**EXERCISE DIRECTIONS:**
State how many lines of the records contain the string "TECNOLOGICA", and give no other information.

**DATASET CONTENT:**
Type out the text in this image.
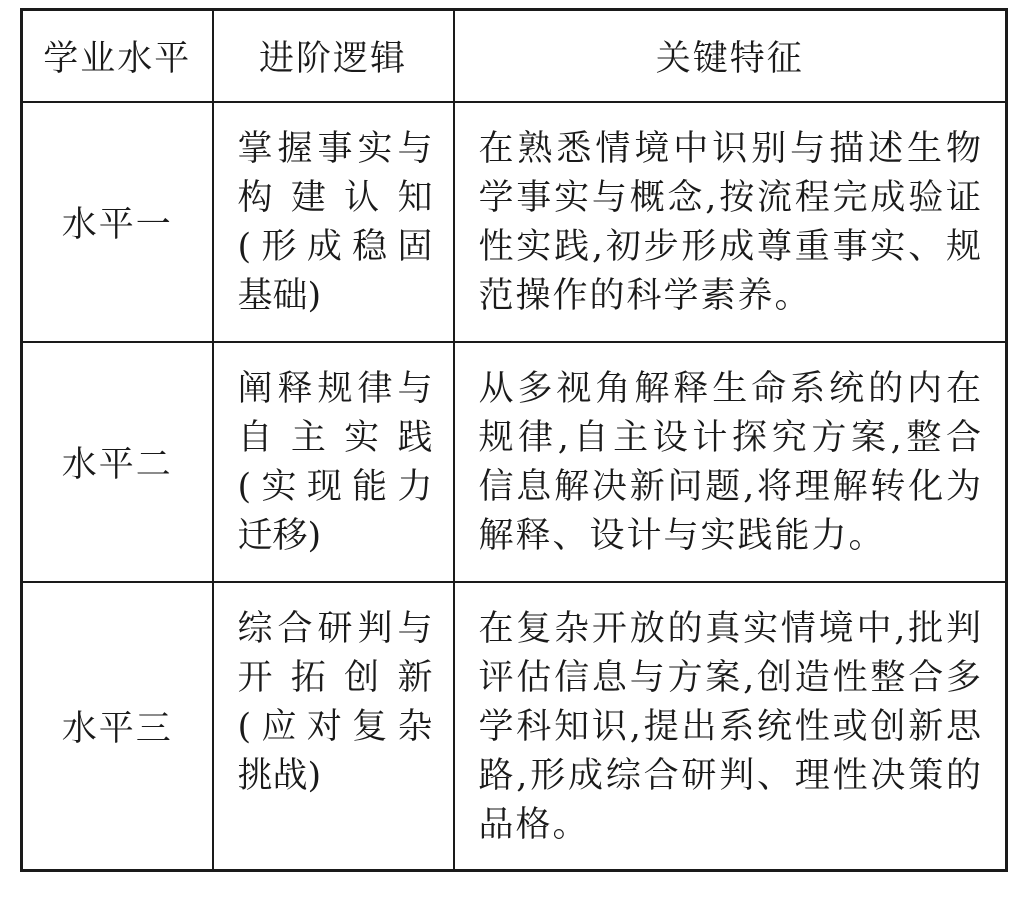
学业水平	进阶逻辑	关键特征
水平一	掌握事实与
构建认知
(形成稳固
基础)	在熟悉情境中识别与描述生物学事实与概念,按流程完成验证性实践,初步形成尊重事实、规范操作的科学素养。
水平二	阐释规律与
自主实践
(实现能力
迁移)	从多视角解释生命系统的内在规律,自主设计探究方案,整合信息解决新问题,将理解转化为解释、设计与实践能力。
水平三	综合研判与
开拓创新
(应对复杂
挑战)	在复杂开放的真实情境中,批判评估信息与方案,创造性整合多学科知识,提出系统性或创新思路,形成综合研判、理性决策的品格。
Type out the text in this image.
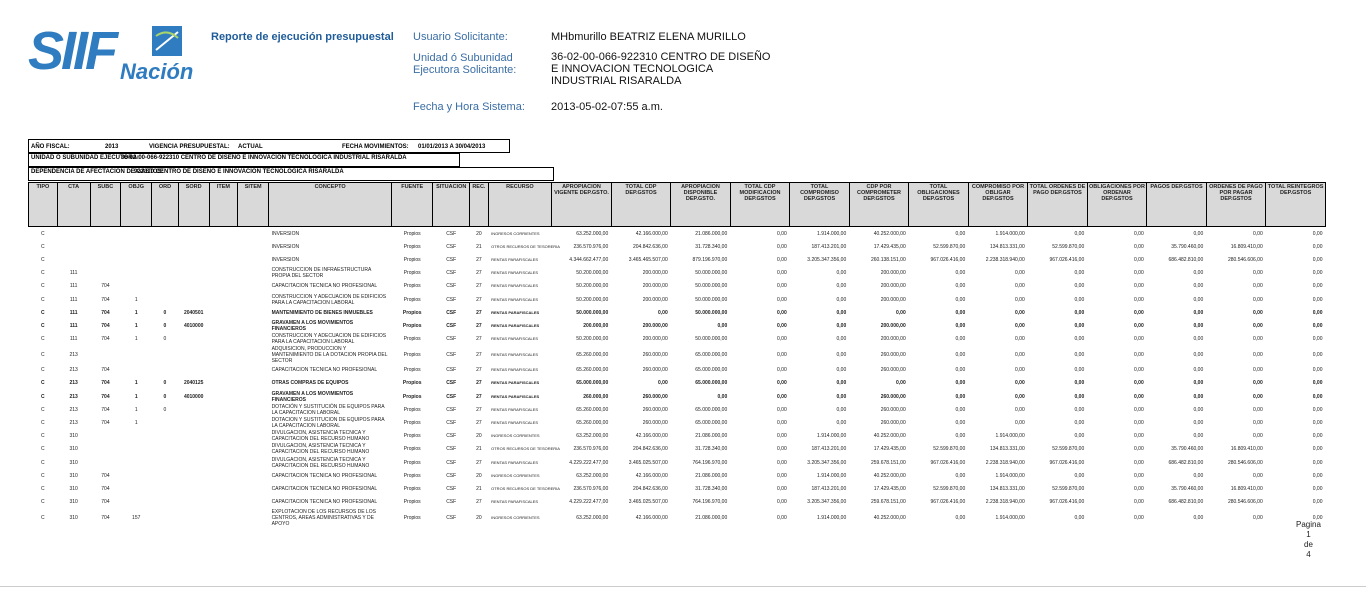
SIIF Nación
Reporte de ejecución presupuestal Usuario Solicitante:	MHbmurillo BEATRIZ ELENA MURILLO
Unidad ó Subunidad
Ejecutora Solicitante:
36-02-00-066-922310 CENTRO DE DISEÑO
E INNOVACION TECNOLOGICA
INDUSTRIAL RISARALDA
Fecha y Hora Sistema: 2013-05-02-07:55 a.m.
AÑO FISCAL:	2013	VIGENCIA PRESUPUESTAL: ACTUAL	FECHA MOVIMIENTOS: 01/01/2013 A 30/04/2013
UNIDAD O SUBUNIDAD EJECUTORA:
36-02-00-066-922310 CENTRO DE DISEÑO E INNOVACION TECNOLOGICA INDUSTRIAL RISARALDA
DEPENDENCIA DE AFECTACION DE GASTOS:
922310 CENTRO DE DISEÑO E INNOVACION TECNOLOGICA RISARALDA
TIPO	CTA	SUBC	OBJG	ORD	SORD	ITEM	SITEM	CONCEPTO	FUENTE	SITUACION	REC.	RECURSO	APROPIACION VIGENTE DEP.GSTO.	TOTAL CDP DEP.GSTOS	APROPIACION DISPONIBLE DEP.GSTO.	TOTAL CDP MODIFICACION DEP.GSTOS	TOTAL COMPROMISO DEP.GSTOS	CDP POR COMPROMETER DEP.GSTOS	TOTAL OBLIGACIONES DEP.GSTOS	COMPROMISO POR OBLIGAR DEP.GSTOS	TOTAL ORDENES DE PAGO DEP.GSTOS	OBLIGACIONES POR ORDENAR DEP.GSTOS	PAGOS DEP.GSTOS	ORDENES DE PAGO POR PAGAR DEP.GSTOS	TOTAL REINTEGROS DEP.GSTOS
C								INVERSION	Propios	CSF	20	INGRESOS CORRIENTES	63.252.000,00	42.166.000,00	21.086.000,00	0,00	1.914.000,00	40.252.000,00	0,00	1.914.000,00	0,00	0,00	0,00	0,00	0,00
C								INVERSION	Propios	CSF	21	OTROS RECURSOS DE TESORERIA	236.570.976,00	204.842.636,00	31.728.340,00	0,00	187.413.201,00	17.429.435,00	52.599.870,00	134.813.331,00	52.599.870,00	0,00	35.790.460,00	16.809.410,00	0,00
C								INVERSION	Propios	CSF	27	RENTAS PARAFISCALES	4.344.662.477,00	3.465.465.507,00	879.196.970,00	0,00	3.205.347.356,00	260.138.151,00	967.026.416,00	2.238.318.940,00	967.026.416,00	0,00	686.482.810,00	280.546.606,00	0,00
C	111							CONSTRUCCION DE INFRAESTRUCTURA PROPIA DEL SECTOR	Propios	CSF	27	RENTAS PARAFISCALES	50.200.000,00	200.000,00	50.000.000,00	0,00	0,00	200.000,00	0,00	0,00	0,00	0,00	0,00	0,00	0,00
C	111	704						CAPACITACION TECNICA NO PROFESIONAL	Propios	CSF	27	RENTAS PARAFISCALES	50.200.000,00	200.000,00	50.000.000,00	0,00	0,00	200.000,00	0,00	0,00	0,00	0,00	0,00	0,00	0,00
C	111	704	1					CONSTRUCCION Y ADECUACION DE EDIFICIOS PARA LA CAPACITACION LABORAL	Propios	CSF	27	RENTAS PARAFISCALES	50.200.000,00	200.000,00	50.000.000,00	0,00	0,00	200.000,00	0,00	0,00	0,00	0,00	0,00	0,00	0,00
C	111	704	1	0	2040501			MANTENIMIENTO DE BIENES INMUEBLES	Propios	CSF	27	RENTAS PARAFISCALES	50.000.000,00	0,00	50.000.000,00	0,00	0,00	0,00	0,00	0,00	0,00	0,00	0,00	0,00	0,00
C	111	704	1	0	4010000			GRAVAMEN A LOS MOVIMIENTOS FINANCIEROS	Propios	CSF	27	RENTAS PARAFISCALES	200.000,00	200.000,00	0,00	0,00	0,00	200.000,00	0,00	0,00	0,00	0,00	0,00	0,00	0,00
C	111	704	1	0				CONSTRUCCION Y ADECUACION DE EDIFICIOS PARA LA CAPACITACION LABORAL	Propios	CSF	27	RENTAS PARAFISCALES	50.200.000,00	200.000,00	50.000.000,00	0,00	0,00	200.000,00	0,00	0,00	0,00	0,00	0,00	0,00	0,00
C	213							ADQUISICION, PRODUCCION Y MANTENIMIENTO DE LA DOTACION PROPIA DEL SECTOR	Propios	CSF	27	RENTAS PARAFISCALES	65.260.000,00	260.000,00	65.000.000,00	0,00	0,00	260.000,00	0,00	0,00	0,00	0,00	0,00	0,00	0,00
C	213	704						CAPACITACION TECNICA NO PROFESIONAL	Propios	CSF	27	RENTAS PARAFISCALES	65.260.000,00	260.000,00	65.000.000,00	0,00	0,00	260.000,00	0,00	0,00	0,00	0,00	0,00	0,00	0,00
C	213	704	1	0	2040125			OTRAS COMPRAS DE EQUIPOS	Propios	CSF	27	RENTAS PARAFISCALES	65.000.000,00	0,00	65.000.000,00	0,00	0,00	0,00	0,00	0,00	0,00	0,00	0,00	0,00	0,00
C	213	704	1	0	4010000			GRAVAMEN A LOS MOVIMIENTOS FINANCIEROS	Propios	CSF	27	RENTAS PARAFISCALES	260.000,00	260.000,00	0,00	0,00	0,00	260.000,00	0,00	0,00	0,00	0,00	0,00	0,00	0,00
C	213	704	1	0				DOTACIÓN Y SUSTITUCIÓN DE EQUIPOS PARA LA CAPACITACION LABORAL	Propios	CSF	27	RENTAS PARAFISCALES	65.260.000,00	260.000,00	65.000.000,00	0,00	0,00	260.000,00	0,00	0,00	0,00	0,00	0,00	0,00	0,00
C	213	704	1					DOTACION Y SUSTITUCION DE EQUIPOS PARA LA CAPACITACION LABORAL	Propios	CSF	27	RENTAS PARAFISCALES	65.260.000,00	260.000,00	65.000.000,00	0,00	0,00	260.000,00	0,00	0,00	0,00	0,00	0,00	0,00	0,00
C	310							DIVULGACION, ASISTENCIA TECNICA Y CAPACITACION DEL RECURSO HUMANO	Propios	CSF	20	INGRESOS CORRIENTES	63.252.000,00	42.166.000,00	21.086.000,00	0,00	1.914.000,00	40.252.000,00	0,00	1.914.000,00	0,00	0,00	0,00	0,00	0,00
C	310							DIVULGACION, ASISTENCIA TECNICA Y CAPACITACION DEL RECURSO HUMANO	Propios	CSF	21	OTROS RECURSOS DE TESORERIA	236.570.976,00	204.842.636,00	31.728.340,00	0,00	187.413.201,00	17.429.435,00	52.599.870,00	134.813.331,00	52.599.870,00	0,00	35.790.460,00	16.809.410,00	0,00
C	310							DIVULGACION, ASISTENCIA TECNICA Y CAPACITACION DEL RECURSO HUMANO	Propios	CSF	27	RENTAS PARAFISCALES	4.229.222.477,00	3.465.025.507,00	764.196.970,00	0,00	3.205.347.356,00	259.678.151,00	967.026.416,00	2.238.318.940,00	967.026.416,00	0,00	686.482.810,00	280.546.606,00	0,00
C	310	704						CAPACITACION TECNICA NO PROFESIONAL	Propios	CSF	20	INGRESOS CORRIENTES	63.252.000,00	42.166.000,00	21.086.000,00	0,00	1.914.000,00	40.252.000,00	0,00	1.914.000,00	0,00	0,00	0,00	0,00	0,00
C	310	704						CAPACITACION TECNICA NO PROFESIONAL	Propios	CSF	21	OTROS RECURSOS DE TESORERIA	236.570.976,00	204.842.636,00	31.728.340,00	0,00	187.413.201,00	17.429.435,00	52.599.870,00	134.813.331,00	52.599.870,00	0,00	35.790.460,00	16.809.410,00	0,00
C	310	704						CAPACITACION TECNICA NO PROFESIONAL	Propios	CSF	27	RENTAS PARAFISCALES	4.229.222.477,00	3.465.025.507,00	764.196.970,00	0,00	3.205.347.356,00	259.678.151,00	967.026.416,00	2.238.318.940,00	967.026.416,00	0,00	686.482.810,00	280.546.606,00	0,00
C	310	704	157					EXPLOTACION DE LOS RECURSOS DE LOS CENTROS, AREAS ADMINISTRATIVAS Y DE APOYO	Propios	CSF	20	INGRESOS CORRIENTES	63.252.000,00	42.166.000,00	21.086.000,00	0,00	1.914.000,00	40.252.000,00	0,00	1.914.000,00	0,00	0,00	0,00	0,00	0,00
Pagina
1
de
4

**TASK OUTPUT:**
3